**INFORMATION SHOWN:**

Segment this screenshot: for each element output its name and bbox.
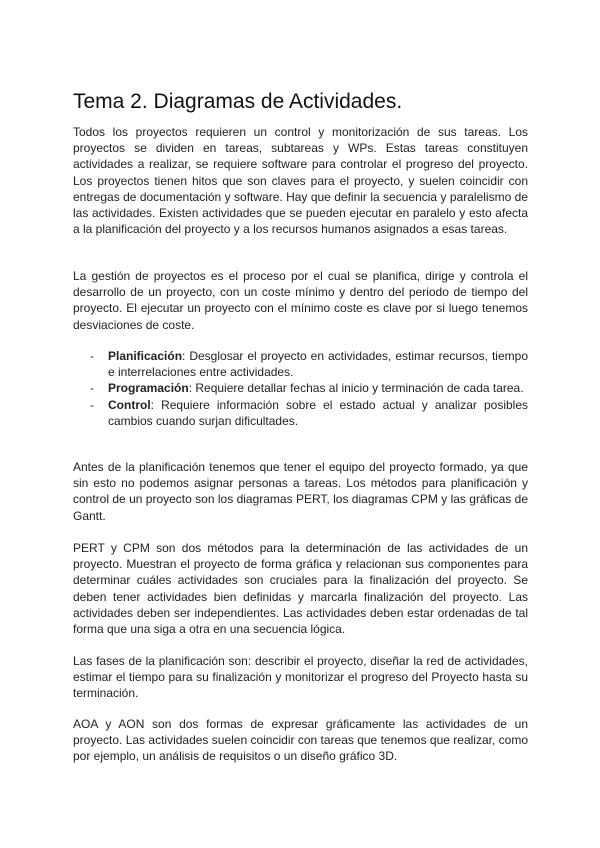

--

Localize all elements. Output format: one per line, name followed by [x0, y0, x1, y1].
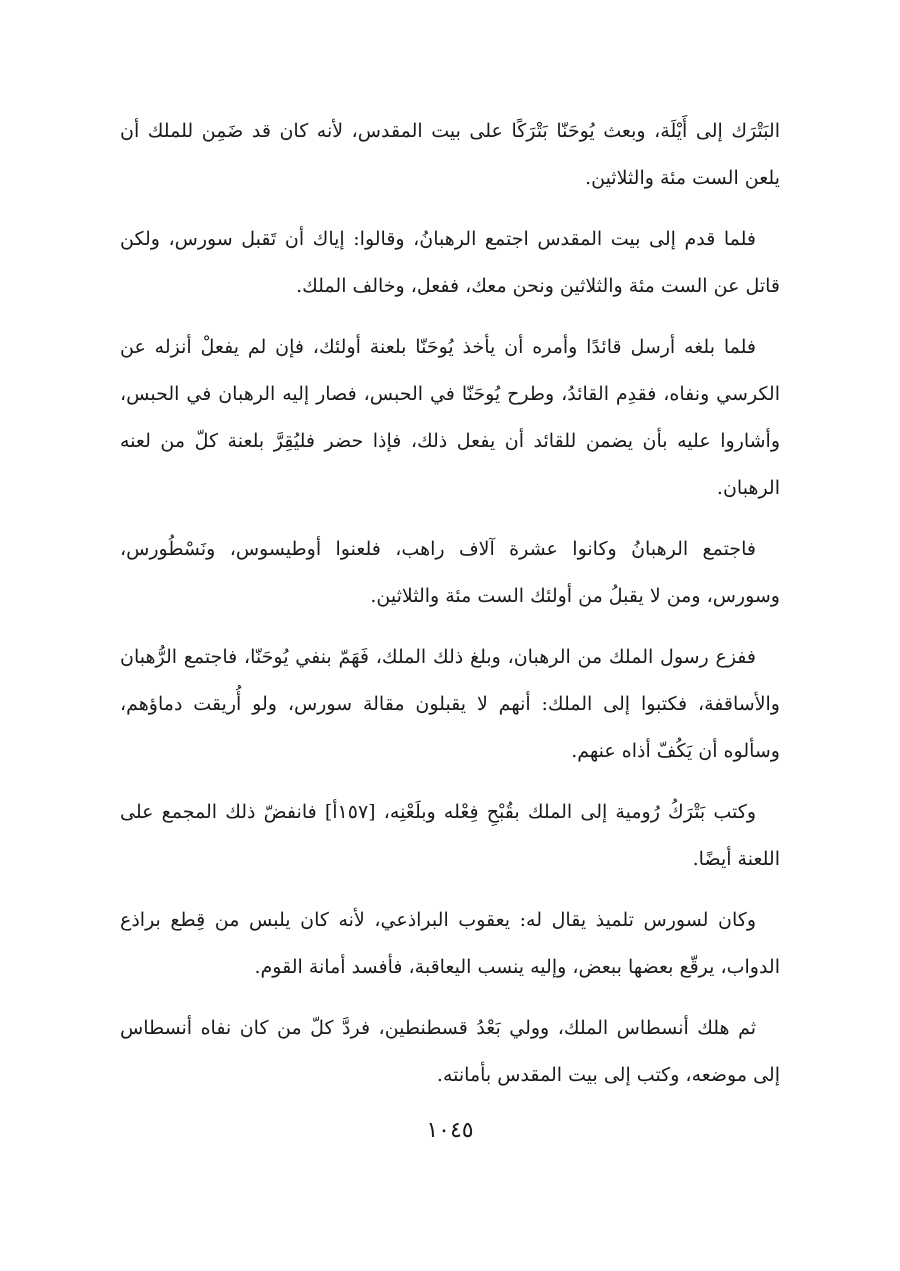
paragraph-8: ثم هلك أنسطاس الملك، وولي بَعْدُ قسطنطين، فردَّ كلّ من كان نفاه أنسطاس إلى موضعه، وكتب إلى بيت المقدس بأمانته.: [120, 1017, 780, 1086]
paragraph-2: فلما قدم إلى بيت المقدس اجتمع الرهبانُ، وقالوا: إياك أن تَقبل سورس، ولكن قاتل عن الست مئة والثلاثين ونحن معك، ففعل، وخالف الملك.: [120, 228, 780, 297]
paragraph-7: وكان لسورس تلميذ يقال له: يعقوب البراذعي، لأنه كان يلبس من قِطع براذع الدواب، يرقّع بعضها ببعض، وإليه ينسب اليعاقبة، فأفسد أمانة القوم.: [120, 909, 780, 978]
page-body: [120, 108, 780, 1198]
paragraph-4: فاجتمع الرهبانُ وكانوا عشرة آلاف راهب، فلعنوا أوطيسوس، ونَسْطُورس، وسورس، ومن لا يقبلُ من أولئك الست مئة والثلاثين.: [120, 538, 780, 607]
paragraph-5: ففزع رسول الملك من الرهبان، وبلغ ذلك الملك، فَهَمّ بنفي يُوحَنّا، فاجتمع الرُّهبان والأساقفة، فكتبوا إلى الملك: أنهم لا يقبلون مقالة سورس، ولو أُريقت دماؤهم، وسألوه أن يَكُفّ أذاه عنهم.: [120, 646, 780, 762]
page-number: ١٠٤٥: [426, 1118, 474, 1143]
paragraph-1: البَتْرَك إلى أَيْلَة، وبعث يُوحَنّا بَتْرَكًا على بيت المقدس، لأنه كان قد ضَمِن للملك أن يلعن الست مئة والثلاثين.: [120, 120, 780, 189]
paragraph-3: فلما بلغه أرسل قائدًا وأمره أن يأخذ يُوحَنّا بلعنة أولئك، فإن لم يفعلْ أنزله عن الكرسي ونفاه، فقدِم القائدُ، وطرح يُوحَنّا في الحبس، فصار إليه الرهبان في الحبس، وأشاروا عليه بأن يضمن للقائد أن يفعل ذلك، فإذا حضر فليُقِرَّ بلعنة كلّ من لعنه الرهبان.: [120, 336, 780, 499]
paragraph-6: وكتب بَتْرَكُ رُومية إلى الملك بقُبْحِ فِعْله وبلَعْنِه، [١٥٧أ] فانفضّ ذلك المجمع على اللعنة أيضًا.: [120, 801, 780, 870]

**PROBLEM DESCRIPTION:**
From the material above, pick out every line that contains the word "name" and copy each of those lines.

**EXERCISE RESPONSE:**
Segment this screenshot: for each element output its name and bbox.
Localize all elements. Output format: one per line, name followed by [x0, y0, x1, y1].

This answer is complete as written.